* _DESCRIPTION OF THE TASK_: The exercise asks for every line of the data to be reproduced exactly.

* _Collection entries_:
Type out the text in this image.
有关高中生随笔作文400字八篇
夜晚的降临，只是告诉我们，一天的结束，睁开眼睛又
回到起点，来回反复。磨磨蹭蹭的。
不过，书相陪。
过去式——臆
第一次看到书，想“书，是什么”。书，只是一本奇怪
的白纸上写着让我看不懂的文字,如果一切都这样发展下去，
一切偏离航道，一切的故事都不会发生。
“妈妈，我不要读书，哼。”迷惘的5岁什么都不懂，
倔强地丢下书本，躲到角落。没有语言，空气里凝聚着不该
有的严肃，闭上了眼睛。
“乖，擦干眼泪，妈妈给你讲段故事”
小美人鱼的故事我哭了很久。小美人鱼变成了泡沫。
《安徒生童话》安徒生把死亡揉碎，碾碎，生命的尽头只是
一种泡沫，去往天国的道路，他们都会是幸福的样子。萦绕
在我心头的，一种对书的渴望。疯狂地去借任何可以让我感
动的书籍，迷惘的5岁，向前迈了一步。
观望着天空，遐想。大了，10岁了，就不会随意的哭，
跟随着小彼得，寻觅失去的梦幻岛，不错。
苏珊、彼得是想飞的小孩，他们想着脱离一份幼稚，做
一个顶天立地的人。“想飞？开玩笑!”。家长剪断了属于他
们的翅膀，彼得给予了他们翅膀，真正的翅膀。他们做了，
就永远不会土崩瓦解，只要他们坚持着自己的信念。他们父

* _FINAL ANSWER_:
Type out the text in this image.
有关高中生随笔作文400字八篇
夜晚的降临，只是告诉我们，一天的结束，睁开眼睛又
回到起点，来回反复。磨磨蹭蹭的。
不过，书相陪。
过去式——臆
第一次看到书，想“书，是什么”。书，只是一本奇怪
的白纸上写着让我看不懂的文字,如果一切都这样发展下去，
一切偏离航道，一切的故事都不会发生。
“妈妈，我不要读书，哼。”迷惘的5岁什么都不懂，
倔强地丢下书本，躲到角落。没有语言，空气里凝聚着不该
有的严肃，闭上了眼睛。
“乖，擦干眼泪，妈妈给你讲段故事”
小美人鱼的故事我哭了很久。小美人鱼变成了泡沫。
《安徒生童话》安徒生把死亡揉碎，碾碎，生命的尽头只是
一种泡沫，去往天国的道路，他们都会是幸福的样子。萦绕
在我心头的，一种对书的渴望。疯狂地去借任何可以让我感
动的书籍，迷惘的5岁，向前迈了一步。
观望着天空，遐想。大了，10岁了，就不会随意的哭，
跟随着小彼得，寻觅失去的梦幻岛，不错。
苏珊、彼得是想飞的小孩，他们想着脱离一份幼稚，做
一个顶天立地的人。“想飞？开玩笑!”。家长剪断了属于他
们的翅膀，彼得给予了他们翅膀，真正的翅膀。他们做了，
就永远不会土崩瓦解，只要他们坚持着自己的信念。他们父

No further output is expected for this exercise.